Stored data
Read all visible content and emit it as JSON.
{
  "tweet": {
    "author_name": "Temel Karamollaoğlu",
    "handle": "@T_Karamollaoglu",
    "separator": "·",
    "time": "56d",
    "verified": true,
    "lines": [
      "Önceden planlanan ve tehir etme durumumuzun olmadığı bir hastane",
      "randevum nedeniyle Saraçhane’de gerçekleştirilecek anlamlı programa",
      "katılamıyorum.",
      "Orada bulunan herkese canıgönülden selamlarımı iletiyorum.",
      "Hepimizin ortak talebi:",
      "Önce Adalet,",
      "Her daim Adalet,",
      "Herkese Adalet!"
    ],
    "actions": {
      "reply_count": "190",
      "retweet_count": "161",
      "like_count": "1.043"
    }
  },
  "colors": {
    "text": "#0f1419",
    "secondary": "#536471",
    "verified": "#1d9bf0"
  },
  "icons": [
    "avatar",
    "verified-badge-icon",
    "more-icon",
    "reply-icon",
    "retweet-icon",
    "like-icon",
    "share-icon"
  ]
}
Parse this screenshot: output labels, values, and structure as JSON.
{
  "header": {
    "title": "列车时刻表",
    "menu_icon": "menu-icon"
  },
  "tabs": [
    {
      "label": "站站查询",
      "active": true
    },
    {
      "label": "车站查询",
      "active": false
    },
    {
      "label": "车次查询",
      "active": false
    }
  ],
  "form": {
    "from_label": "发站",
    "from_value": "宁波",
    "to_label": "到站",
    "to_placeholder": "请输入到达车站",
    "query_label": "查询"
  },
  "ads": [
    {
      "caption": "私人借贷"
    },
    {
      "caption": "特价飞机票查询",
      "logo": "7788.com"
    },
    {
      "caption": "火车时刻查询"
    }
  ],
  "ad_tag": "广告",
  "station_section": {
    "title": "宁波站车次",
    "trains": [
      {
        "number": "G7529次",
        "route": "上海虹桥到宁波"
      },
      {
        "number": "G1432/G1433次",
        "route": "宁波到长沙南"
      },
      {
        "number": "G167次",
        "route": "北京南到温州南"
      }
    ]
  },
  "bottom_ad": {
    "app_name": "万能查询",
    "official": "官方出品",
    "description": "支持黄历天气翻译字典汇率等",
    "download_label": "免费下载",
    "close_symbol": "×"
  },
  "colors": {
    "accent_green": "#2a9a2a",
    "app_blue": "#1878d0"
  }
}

Task to complete.
Please reproduce each record precisely as written.

Exercise output.
Read all visible content and emit it as JSON.
{
  "tweet": {
    "author_name": "Temel Karamollaoğlu",
    "handle": "@T_Karamollaoglu",
    "separator": "·",
    "time": "56d",
    "verified": true,
    "lines": [
      "Önceden planlanan ve tehir etme durumumuzun olmadığı bir hastane",
      "randevum nedeniyle Saraçhane’de gerçekleştirilecek anlamlı programa",
      "katılamıyorum.",
      "Orada bulunan herkese canıgönülden selamlarımı iletiyorum.",
      "Hepimizin ortak talebi:",
      "Önce Adalet,",
      "Her daim Adalet,",
      "Herkese Adalet!"
    ],
    "actions": {
      "reply_count": "190",
      "retweet_count": "161",
      "like_count": "1.043"
    }
  },
  "colors": {
    "text": "#0f1419",
    "secondary": "#536471",
    "verified": "#1d9bf0"
  },
  "icons": [
    "avatar",
    "verified-badge-icon",
    "more-icon",
    "reply-icon",
    "retweet-icon",
    "like-icon",
    "share-icon"
  ]
}
Parse this screenshot: output labels, values, and structure as JSON.
{
  "header": {
    "title": "列车时刻表",
    "menu_icon": "menu-icon"
  },
  "tabs": [
    {
      "label": "站站查询",
      "active": true
    },
    {
      "label": "车站查询",
      "active": false
    },
    {
      "label": "车次查询",
      "active": false
    }
  ],
  "form": {
    "from_label": "发站",
    "from_value": "宁波",
    "to_label": "到站",
    "to_placeholder": "请输入到达车站",
    "query_label": "查询"
  },
  "ads": [
    {
      "caption": "私人借贷"
    },
    {
      "caption": "特价飞机票查询",
      "logo": "7788.com"
    },
    {
      "caption": "火车时刻查询"
    }
  ],
  "ad_tag": "广告",
  "station_section": {
    "title": "宁波站车次",
    "trains": [
      {
        "number": "G7529次",
        "route": "上海虹桥到宁波"
      },
      {
        "number": "G1432/G1433次",
        "route": "宁波到长沙南"
      },
      {
        "number": "G167次",
        "route": "北京南到温州南"
      }
    ]
  },
  "bottom_ad": {
    "app_name": "万能查询",
    "official": "官方出品",
    "description": "支持黄历天气翻译字典汇率等",
    "download_label": "免费下载",
    "close_symbol": "×"
  },
  "colors": {
    "accent_green": "#2a9a2a",
    "app_blue": "#1878d0"
  }
}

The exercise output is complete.